▶ **PROBLEM TO SOLVE**
Identify the lines holding "образования" and copy them.

▶ **DATA FOR THIS EXERCISE**
•••

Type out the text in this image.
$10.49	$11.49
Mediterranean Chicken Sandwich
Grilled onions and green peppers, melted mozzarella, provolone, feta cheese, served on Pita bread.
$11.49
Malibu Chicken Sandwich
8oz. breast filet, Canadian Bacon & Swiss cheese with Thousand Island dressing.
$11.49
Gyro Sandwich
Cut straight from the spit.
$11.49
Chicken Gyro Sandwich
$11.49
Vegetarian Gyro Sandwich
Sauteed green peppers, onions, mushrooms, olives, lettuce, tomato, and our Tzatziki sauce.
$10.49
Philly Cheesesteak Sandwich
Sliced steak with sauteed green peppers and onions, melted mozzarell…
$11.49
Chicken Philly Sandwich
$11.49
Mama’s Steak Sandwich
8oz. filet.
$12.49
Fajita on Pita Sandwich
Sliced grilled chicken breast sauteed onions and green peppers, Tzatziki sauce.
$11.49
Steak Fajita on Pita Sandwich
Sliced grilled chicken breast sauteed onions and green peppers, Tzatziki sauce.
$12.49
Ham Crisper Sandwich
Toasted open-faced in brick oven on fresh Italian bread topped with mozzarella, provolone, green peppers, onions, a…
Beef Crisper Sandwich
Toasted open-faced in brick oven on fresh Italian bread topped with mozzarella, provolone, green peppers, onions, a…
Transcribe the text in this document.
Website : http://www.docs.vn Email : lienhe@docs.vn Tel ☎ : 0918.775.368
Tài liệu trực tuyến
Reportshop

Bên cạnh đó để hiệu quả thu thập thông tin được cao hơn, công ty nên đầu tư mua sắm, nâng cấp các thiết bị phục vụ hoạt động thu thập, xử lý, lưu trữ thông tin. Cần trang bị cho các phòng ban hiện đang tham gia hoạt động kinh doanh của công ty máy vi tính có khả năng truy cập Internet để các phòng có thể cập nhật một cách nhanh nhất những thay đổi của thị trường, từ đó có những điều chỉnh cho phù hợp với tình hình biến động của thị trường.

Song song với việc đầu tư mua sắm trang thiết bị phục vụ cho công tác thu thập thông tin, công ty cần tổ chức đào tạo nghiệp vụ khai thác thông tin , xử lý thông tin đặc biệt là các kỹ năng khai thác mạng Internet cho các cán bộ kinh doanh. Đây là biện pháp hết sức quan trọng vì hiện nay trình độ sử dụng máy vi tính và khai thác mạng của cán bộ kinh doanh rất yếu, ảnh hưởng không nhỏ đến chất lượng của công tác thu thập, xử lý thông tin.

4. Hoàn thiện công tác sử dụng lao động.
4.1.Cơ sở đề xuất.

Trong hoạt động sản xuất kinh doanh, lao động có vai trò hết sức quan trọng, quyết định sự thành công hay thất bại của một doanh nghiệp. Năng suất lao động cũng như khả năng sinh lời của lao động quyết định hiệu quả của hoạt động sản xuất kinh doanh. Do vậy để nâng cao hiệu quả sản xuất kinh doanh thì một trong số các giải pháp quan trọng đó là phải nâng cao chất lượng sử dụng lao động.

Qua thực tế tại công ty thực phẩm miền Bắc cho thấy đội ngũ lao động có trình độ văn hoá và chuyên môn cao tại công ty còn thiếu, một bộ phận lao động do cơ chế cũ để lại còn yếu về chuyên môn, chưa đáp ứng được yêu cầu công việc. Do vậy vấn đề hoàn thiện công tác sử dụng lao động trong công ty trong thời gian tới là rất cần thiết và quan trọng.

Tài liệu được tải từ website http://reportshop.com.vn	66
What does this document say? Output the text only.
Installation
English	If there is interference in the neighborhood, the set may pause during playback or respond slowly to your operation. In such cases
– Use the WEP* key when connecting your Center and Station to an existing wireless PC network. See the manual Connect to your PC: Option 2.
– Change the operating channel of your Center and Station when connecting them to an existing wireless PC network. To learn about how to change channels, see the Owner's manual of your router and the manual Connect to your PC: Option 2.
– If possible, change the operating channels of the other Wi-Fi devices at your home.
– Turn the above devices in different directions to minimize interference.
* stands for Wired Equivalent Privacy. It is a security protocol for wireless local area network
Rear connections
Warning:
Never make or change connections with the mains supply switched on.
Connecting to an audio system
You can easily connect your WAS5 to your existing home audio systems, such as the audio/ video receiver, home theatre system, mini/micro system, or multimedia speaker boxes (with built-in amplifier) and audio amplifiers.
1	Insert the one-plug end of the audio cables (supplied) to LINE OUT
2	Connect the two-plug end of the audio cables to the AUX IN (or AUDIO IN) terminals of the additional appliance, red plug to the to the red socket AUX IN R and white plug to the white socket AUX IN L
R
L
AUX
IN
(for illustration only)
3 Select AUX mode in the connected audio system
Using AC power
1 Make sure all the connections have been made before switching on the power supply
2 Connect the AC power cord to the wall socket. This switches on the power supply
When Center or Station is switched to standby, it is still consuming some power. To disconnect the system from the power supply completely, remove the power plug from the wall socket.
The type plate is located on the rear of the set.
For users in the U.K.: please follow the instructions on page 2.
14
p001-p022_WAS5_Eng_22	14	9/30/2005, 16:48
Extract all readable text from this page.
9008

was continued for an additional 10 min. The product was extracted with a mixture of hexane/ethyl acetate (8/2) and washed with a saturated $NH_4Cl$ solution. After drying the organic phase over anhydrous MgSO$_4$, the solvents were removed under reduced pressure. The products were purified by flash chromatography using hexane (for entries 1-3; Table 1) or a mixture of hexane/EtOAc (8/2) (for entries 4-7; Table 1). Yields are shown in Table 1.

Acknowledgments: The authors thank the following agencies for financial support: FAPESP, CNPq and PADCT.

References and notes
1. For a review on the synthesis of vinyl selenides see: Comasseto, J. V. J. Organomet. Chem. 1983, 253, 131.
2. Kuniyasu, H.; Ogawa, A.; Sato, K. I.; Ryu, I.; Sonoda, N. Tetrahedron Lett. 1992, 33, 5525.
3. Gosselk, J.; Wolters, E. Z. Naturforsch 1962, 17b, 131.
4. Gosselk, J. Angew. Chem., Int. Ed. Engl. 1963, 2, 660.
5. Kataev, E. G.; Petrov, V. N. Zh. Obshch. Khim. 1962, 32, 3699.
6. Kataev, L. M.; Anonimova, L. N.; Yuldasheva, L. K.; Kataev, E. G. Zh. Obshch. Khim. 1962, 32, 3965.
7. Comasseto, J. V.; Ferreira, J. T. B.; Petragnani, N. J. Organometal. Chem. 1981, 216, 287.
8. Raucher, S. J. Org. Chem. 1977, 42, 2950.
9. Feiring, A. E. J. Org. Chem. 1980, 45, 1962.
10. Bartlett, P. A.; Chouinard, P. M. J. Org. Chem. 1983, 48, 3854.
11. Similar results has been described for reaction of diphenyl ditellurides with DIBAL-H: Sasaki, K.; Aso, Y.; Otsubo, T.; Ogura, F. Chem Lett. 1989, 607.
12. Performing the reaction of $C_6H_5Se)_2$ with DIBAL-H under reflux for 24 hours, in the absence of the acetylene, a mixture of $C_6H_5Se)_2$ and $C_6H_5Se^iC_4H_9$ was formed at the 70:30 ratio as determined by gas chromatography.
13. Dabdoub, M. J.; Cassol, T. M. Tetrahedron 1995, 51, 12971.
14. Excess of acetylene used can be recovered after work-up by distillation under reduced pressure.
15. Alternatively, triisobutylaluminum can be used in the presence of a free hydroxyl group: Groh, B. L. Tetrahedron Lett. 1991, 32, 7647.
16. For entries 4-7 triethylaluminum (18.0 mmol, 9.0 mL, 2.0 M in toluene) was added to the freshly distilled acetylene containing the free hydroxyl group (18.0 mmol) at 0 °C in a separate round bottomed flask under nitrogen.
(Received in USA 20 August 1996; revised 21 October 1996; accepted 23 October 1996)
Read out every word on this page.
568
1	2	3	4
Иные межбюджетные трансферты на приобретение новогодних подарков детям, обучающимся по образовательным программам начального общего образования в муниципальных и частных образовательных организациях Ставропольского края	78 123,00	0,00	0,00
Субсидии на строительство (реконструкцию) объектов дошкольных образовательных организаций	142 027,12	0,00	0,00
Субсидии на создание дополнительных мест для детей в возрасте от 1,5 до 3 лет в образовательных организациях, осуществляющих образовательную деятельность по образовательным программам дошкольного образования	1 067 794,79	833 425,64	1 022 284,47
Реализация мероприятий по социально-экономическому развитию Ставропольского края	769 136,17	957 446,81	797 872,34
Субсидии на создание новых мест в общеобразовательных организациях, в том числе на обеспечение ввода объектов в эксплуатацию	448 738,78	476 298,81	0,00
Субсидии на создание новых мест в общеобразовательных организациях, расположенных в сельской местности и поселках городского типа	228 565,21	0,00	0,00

•••

▶ **EXERCISE SOLUTION**
Иные межбюджетные трансферты на приобретение новогодних подарков детям, обучающимся по образовательным программам начального общего образования в муниципальных и частных образовательных организациях Ставропольского края	78 123,00	0,00	0,00
Субсидии на создание дополнительных мест для детей в возрасте от 1,5 до 3 лет в образовательных организациях, осуществляющих образовательную деятельность по образовательным программам дошкольного образования	1 067 794,79	833 425,64	1 022 284,47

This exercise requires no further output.